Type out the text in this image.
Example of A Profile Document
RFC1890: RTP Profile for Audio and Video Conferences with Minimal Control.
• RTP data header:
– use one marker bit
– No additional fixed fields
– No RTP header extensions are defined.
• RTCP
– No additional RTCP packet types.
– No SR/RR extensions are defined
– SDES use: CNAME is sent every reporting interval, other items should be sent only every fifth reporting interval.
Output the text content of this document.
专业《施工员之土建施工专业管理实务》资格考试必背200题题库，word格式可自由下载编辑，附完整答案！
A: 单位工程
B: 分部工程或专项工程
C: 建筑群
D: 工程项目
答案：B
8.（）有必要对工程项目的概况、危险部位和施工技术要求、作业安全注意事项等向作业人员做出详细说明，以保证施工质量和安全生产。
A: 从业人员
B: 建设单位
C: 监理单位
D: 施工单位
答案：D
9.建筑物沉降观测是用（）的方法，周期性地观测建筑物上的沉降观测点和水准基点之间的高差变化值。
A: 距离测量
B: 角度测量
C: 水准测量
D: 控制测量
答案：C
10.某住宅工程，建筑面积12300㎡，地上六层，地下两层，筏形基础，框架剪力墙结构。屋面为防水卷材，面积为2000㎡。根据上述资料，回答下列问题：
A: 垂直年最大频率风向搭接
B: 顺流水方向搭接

* Objective *
Print every line of the records exactly. Omit nothing.

* Expected answer *
Type out the text in this image.
Example of A Profile Document
RFC1890: RTP Profile for Audio and Video Conferences with Minimal Control.
• RTP data header:
– use one marker bit
– No additional fixed fields
– No RTP header extensions are defined.
• RTCP
– No additional RTCP packet types.
– No SR/RR extensions are defined
– SDES use: CNAME is sent every reporting interval, other items should be sent only every fifth reporting interval.
Output the text content of this document.
专业《施工员之土建施工专业管理实务》资格考试必背200题题库，word格式可自由下载编辑，附完整答案！
A: 单位工程
B: 分部工程或专项工程
C: 建筑群
D: 工程项目
答案：B
8.（）有必要对工程项目的概况、危险部位和施工技术要求、作业安全注意事项等向作业人员做出详细说明，以保证施工质量和安全生产。
A: 从业人员
B: 建设单位
C: 监理单位
D: 施工单位
答案：D
9.建筑物沉降观测是用（）的方法，周期性地观测建筑物上的沉降观测点和水准基点之间的高差变化值。
A: 距离测量
B: 角度测量
C: 水准测量
D: 控制测量
答案：C
10.某住宅工程，建筑面积12300㎡，地上六层，地下两层，筏形基础，框架剪力墙结构。屋面为防水卷材，面积为2000㎡。根据上述资料，回答下列问题：
A: 垂直年最大频率风向搭接
B: 顺流水方向搭接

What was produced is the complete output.